> _DATA LISTING_
^^^^^^^^
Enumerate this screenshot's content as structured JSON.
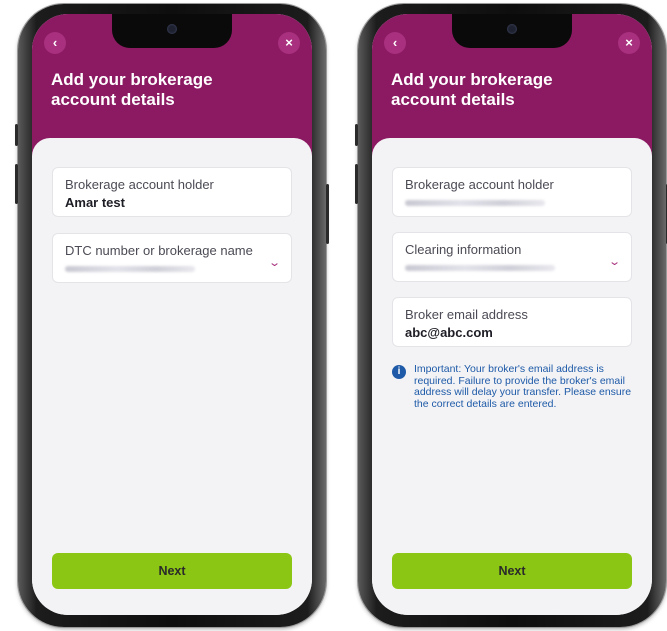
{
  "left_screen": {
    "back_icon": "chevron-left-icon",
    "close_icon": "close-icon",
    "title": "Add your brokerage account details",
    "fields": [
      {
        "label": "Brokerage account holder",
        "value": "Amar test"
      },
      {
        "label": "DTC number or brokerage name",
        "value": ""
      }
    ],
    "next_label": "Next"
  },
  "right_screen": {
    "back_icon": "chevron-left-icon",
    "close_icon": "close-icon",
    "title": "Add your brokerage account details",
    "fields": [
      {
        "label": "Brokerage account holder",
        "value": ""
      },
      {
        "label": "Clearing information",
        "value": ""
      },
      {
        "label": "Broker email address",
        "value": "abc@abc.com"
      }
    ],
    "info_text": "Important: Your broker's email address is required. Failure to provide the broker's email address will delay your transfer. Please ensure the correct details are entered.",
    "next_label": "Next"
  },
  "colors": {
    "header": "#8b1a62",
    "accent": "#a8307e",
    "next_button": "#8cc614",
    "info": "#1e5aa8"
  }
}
^^^^^^^^
> _WHAT YOU HAVE TO DO_
Reproduce the data verbatim. Do not carry any picture into the copy.

> _WRITTEN RESPONSE_
Enumerate this screenshot's content as structured JSON.
{
  "left_screen": {
    "back_icon": "chevron-left-icon",
    "close_icon": "close-icon",
    "title": "Add your brokerage account details",
    "fields": [
      {
        "label": "Brokerage account holder",
        "value": "Amar test"
      },
      {
        "label": "DTC number or brokerage name",
        "value": ""
      }
    ],
    "next_label": "Next"
  },
  "right_screen": {
    "back_icon": "chevron-left-icon",
    "close_icon": "close-icon",
    "title": "Add your brokerage account details",
    "fields": [
      {
        "label": "Brokerage account holder",
        "value": ""
      },
      {
        "label": "Clearing information",
        "value": ""
      },
      {
        "label": "Broker email address",
        "value": "abc@abc.com"
      }
    ],
    "info_text": "Important: Your broker's email address is required. Failure to provide the broker's email address will delay your transfer. Please ensure the correct details are entered.",
    "next_label": "Next"
  },
  "colors": {
    "header": "#8b1a62",
    "accent": "#a8307e",
    "next_button": "#8cc614",
    "info": "#1e5aa8"
  }
}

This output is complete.